■ THE PROBLEM ■
Restate all the material verbatim, except for the pictures.

■ SOURCE DATA ■

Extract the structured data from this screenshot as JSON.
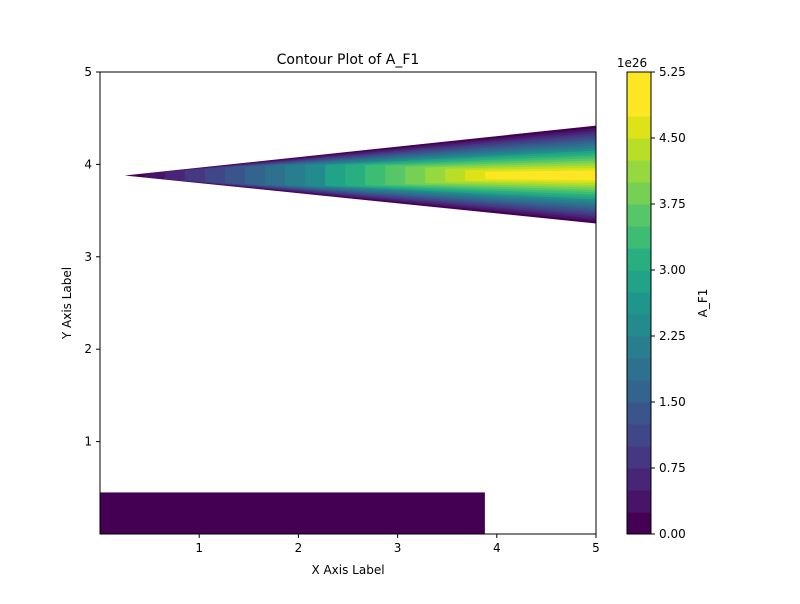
{
  "chart_data": {
    "type": "heatmap",
    "subtype": "filled-contour",
    "title": "Contour Plot of A_F1",
    "xlabel": "X Axis Label",
    "ylabel": "Y Axis Label",
    "xlim": [
      0,
      5
    ],
    "ylim": [
      0,
      5
    ],
    "x_ticks": [
      "1",
      "2",
      "3",
      "4",
      "5"
    ],
    "y_ticks": [
      "1",
      "2",
      "3",
      "4",
      "5"
    ],
    "grid": false,
    "colormap": "viridis",
    "colorbar": {
      "label": "A_F1",
      "scale_label": "1e26",
      "range": [
        0.0,
        5.25
      ],
      "ticks": [
        "0.00",
        "0.75",
        "1.50",
        "2.25",
        "3.00",
        "3.75",
        "4.50",
        "5.25"
      ],
      "levels": 21,
      "colors": [
        "#440154",
        "#481467",
        "#482576",
        "#453781",
        "#3f4788",
        "#39558c",
        "#32648e",
        "#2d718e",
        "#287d8e",
        "#238a8d",
        "#1f968b",
        "#20a386",
        "#29af7f",
        "#3dbc74",
        "#56c667",
        "#75d054",
        "#95d840",
        "#bade28",
        "#dde318",
        "#fde725",
        "#fde725"
      ]
    },
    "regions": [
      {
        "name": "wedge",
        "apex": [
          0.25,
          3.88
        ],
        "end_x": 5.0,
        "end_top": 4.42,
        "end_bottom": 3.36,
        "peak_value": 5.25,
        "peak_y": 3.88
      },
      {
        "name": "strip",
        "x_range": [
          0.0,
          3.88
        ],
        "y_range": [
          0.0,
          0.45
        ],
        "value": 0.1
      }
    ]
  }
}
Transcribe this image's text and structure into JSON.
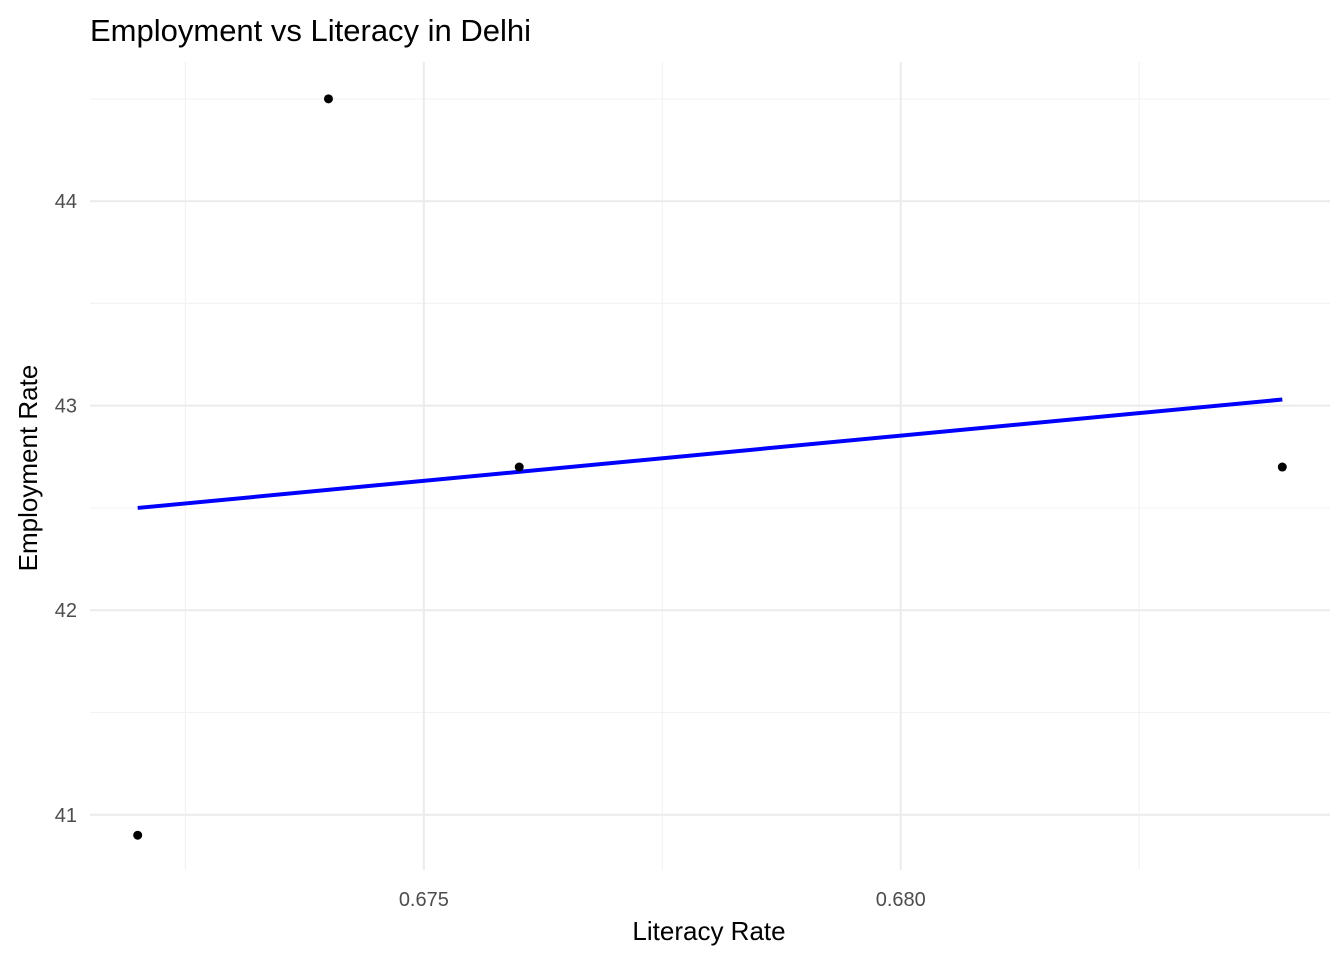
{
  "chart_data": {
    "type": "scatter",
    "title": "Employment vs Literacy in Delhi",
    "xlabel": "Literacy Rate",
    "ylabel": "Employment Rate",
    "xlim": [
      0.6715,
      0.6845
    ],
    "ylim": [
      40.73,
      44.68
    ],
    "x_ticks": [
      0.675,
      0.68
    ],
    "x_tick_labels": [
      "0.675",
      "0.680"
    ],
    "x_minor_ticks": [
      0.6725,
      0.6775,
      0.6825
    ],
    "y_ticks": [
      41,
      42,
      43,
      44
    ],
    "y_tick_labels": [
      "41",
      "42",
      "43",
      "44"
    ],
    "y_minor_ticks": [
      41.5,
      42.5,
      43.5,
      44.5
    ],
    "grid": true,
    "points": [
      {
        "x": 0.672,
        "y": 40.9
      },
      {
        "x": 0.674,
        "y": 44.5
      },
      {
        "x": 0.676,
        "y": 42.7
      },
      {
        "x": 0.684,
        "y": 42.7
      }
    ],
    "trend_line": {
      "x": [
        0.672,
        0.684
      ],
      "y": [
        42.5,
        43.03
      ],
      "color": "#0000ff"
    },
    "point_color": "#000000"
  }
}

■ COMPLETED EXERCISE ■
Extract the structured data from this screenshot as JSON.
{
  "chart_data": {
    "type": "heatmap",
    "subtype": "filled-contour",
    "title": "Contour Plot of A_F1",
    "xlabel": "X Axis Label",
    "ylabel": "Y Axis Label",
    "xlim": [
      0,
      5
    ],
    "ylim": [
      0,
      5
    ],
    "x_ticks": [
      "1",
      "2",
      "3",
      "4",
      "5"
    ],
    "y_ticks": [
      "1",
      "2",
      "3",
      "4",
      "5"
    ],
    "grid": false,
    "colormap": "viridis",
    "colorbar": {
      "label": "A_F1",
      "scale_label": "1e26",
      "range": [
        0.0,
        5.25
      ],
      "ticks": [
        "0.00",
        "0.75",
        "1.50",
        "2.25",
        "3.00",
        "3.75",
        "4.50",
        "5.25"
      ],
      "levels": 21,
      "colors": [
        "#440154",
        "#481467",
        "#482576",
        "#453781",
        "#3f4788",
        "#39558c",
        "#32648e",
        "#2d718e",
        "#287d8e",
        "#238a8d",
        "#1f968b",
        "#20a386",
        "#29af7f",
        "#3dbc74",
        "#56c667",
        "#75d054",
        "#95d840",
        "#bade28",
        "#dde318",
        "#fde725",
        "#fde725"
      ]
    },
    "regions": [
      {
        "name": "wedge",
        "apex": [
          0.25,
          3.88
        ],
        "end_x": 5.0,
        "end_top": 4.42,
        "end_bottom": 3.36,
        "peak_value": 5.25,
        "peak_y": 3.88
      },
      {
        "name": "strip",
        "x_range": [
          0.0,
          3.88
        ],
        "y_range": [
          0.0,
          0.45
        ],
        "value": 0.1
      }
    ]
  }
}
Transcribe this image's text and structure into JSON.
{
  "chart_data": {
    "type": "scatter",
    "title": "Employment vs Literacy in Delhi",
    "xlabel": "Literacy Rate",
    "ylabel": "Employment Rate",
    "xlim": [
      0.6715,
      0.6845
    ],
    "ylim": [
      40.73,
      44.68
    ],
    "x_ticks": [
      0.675,
      0.68
    ],
    "x_tick_labels": [
      "0.675",
      "0.680"
    ],
    "x_minor_ticks": [
      0.6725,
      0.6775,
      0.6825
    ],
    "y_ticks": [
      41,
      42,
      43,
      44
    ],
    "y_tick_labels": [
      "41",
      "42",
      "43",
      "44"
    ],
    "y_minor_ticks": [
      41.5,
      42.5,
      43.5,
      44.5
    ],
    "grid": true,
    "points": [
      {
        "x": 0.672,
        "y": 40.9
      },
      {
        "x": 0.674,
        "y": 44.5
      },
      {
        "x": 0.676,
        "y": 42.7
      },
      {
        "x": 0.684,
        "y": 42.7
      }
    ],
    "trend_line": {
      "x": [
        0.672,
        0.684
      ],
      "y": [
        42.5,
        43.03
      ],
      "color": "#0000ff"
    },
    "point_color": "#000000"
  }
}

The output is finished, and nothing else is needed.